Determine how many lines of the entries contain "JSON". Reply with that number alone.

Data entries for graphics
•••
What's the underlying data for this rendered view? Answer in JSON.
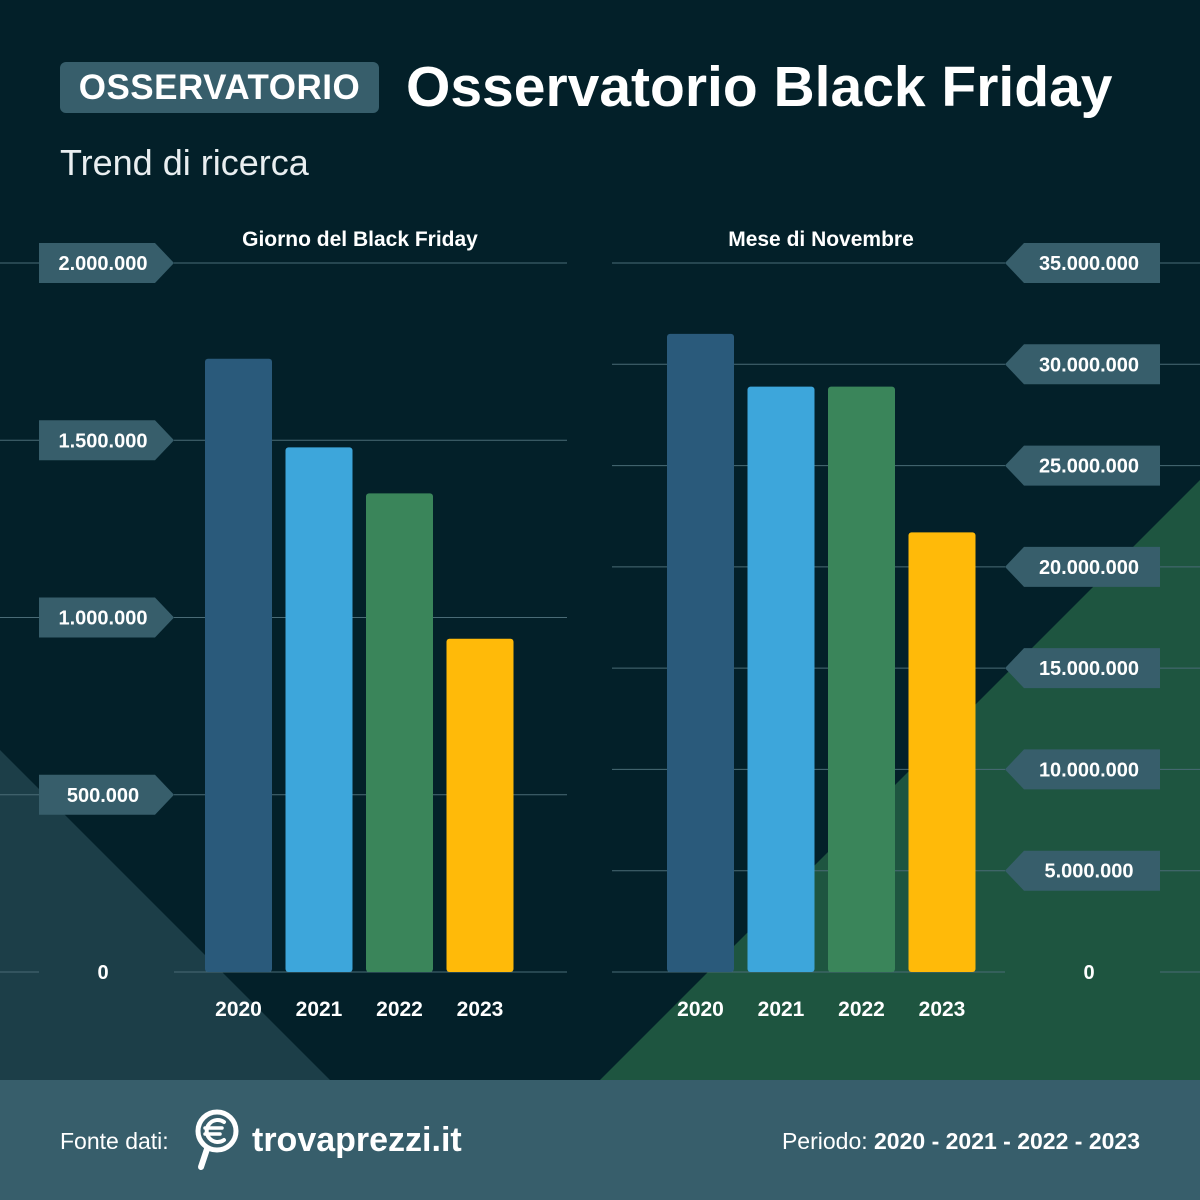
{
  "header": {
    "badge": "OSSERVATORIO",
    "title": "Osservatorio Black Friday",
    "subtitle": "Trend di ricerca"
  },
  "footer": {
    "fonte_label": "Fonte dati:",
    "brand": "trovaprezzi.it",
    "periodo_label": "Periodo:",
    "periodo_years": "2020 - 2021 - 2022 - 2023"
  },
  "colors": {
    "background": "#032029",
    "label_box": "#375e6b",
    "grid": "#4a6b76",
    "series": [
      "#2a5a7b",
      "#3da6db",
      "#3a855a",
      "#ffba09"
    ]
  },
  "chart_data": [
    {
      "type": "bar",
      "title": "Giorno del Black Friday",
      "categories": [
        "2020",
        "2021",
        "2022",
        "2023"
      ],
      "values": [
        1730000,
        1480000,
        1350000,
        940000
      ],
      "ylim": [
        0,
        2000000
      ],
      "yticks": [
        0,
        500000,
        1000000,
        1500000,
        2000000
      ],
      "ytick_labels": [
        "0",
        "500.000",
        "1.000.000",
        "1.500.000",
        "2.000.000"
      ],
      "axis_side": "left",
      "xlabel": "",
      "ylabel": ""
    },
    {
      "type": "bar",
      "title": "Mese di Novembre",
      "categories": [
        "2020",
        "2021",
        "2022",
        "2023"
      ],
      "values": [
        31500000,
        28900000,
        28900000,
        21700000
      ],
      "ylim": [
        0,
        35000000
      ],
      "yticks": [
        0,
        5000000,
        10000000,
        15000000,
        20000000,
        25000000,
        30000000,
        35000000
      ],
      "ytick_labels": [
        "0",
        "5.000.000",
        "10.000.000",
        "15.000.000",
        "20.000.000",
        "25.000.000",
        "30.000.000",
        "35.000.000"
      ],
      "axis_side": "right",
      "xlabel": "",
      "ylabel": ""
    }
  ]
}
•••
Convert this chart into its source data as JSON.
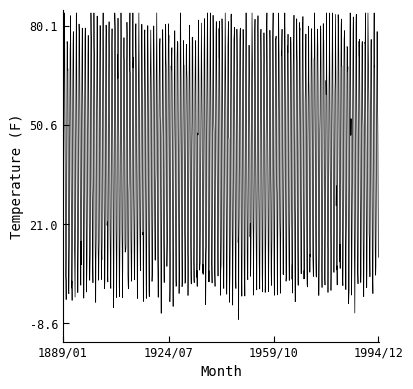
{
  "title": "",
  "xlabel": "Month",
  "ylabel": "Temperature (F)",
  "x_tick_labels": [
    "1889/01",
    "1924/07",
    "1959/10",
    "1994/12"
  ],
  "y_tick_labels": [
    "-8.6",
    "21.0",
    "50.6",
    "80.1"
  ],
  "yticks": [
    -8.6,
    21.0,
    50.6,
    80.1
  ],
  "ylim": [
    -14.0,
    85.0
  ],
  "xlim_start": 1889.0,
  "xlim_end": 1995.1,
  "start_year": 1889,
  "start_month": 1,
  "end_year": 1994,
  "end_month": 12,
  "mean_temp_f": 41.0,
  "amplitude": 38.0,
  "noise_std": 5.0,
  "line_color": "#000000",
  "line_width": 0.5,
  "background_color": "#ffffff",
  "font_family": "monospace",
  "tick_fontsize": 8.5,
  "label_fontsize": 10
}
•••
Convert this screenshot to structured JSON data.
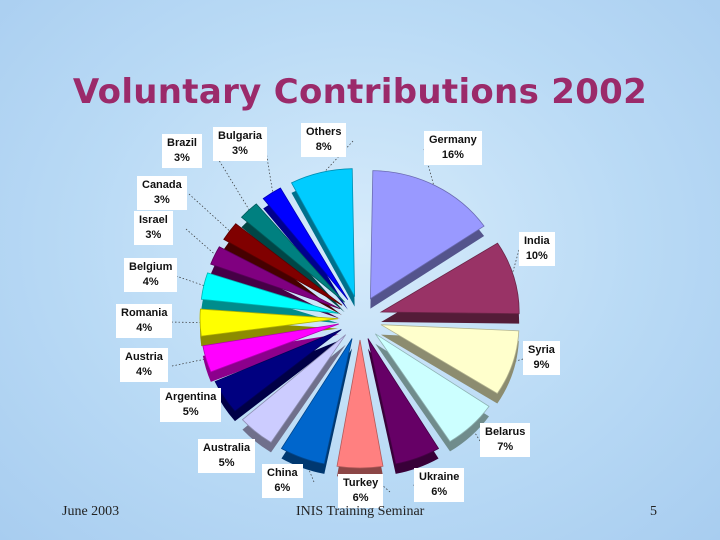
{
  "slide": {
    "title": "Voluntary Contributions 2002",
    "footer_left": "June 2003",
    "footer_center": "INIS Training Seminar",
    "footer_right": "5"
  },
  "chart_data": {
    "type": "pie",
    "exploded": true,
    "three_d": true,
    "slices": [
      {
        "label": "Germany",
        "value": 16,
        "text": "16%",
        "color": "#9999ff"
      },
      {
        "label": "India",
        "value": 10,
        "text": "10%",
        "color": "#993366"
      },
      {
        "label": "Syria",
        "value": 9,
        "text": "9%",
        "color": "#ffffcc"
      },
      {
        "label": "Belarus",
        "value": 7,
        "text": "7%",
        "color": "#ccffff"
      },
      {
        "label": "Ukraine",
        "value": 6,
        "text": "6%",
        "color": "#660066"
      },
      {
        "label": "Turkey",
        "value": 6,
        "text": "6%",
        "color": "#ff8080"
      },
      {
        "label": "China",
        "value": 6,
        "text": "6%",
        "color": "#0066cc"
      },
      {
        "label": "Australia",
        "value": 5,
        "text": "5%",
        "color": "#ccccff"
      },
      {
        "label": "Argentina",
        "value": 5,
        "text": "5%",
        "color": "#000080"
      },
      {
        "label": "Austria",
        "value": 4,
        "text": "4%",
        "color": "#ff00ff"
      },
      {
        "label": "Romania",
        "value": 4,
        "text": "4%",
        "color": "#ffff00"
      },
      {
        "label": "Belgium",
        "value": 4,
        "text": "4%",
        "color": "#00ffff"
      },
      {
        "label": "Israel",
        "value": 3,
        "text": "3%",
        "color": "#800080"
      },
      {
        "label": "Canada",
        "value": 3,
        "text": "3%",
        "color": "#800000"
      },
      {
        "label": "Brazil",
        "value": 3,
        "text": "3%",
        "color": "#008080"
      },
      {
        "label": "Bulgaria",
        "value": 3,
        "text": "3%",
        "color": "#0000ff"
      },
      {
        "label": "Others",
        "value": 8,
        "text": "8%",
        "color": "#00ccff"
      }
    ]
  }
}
•••
> SOLUTION TO THIS TASK:
3